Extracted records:

-- BEGIN --

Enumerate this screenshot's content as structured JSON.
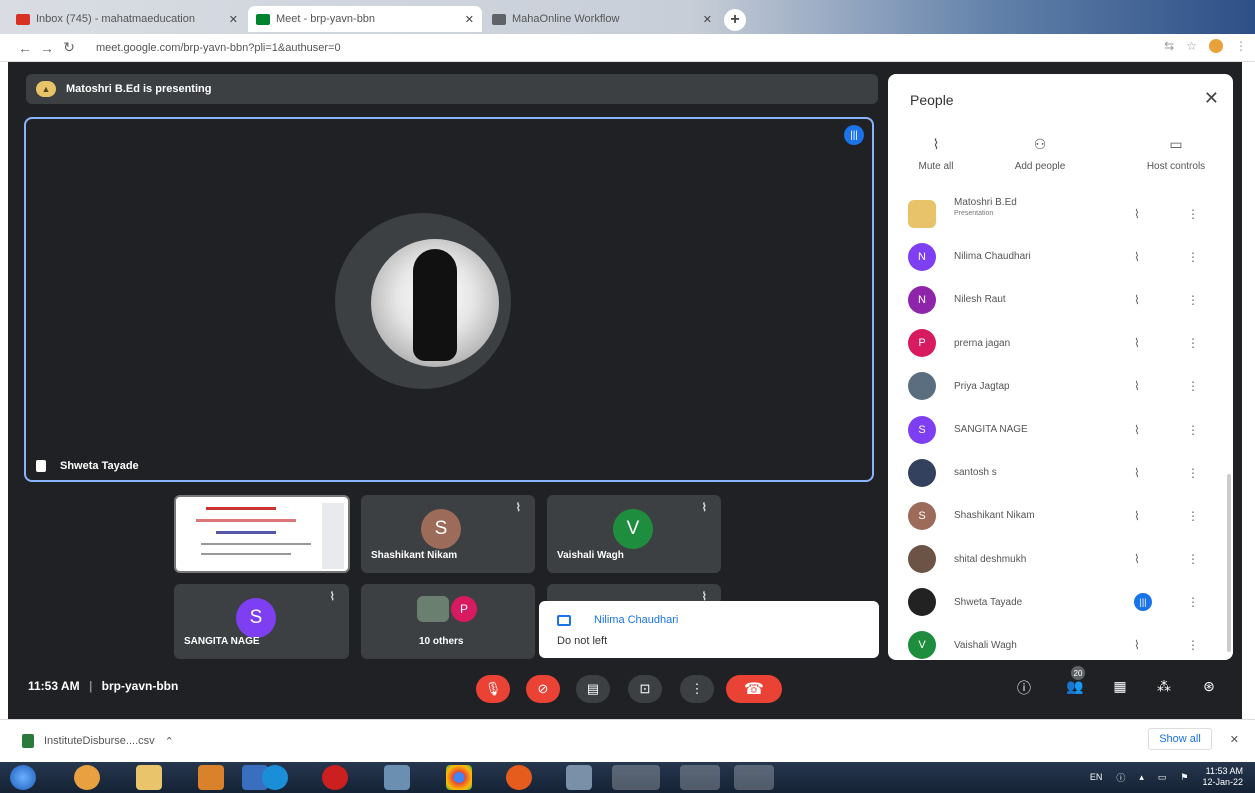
{
  "browser": {
    "tabs": [
      {
        "title": "Inbox (745) - mahatmaeducation",
        "favicon_color": "#d93025"
      },
      {
        "title": "Meet - brp-yavn-bbn",
        "favicon_color": "#00832d"
      },
      {
        "title": "MahaOnline Workflow",
        "favicon_color": "#5f6368"
      }
    ],
    "new_tab_label": "+",
    "url": "meet.google.com/brp-yavn-bbn?pli=1&authuser=0"
  },
  "meet": {
    "presenting_banner": "Matoshri B.Ed is presenting",
    "main_speaker": "Shweta Tayade",
    "tiles": [
      {
        "name": "Shashikant Nikam",
        "initial": "S",
        "color": "#9c6b5a"
      },
      {
        "name": "Vaishali Wagh",
        "initial": "V",
        "color": "#1e8e3e"
      },
      {
        "name": "SANGITA NAGE",
        "initial": "S",
        "color": "#7e3ff2"
      },
      {
        "name": "10 others",
        "initial": "P",
        "color": "#d81b60"
      }
    ],
    "toast": {
      "name": "Nilima Chaudhari",
      "message": "Do not left"
    },
    "meeting_time": "11:53 AM",
    "meeting_code": "brp-yavn-bbn",
    "participant_count": "20"
  },
  "people_panel": {
    "title": "People",
    "actions": [
      "Mute all",
      "Add people",
      "Host controls"
    ],
    "participants": [
      {
        "name": "Matoshri B.Ed",
        "subtitle": "Presentation",
        "initial": "",
        "color": "#e8c36a",
        "speaking": false
      },
      {
        "name": "Nilima Chaudhari",
        "initial": "N",
        "color": "#7e3ff2",
        "speaking": false
      },
      {
        "name": "Nilesh Raut",
        "initial": "N",
        "color": "#8e24aa",
        "speaking": false
      },
      {
        "name": "prerna jagan",
        "initial": "P",
        "color": "#d81b60",
        "speaking": false
      },
      {
        "name": "Priya Jagtap",
        "initial": "",
        "color": "#5a6e7f",
        "speaking": false
      },
      {
        "name": "SANGITA NAGE",
        "initial": "S",
        "color": "#7e3ff2",
        "speaking": false
      },
      {
        "name": "santosh s",
        "initial": "",
        "color": "#33415e",
        "speaking": false
      },
      {
        "name": "Shashikant Nikam",
        "initial": "S",
        "color": "#9c6b5a",
        "speaking": false
      },
      {
        "name": "shital deshmukh",
        "initial": "",
        "color": "#6b5345",
        "speaking": false
      },
      {
        "name": "Shweta Tayade",
        "initial": "",
        "color": "#222222",
        "speaking": true
      },
      {
        "name": "Vaishali Wagh",
        "initial": "V",
        "color": "#1e8e3e",
        "speaking": false
      }
    ]
  },
  "downloads": {
    "file": "InstituteDisburse....csv",
    "show_all": "Show all"
  },
  "taskbar": {
    "time": "11:53 AM",
    "date": "12-Jan-22",
    "lang": "EN"
  }
}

-- END --

Problem description » Look over the listing. Pull out every line with the string "Nilima" in it.

The output »
      "name": "Nilima Chaudhari",
        "name": "Nilima Chaudhari",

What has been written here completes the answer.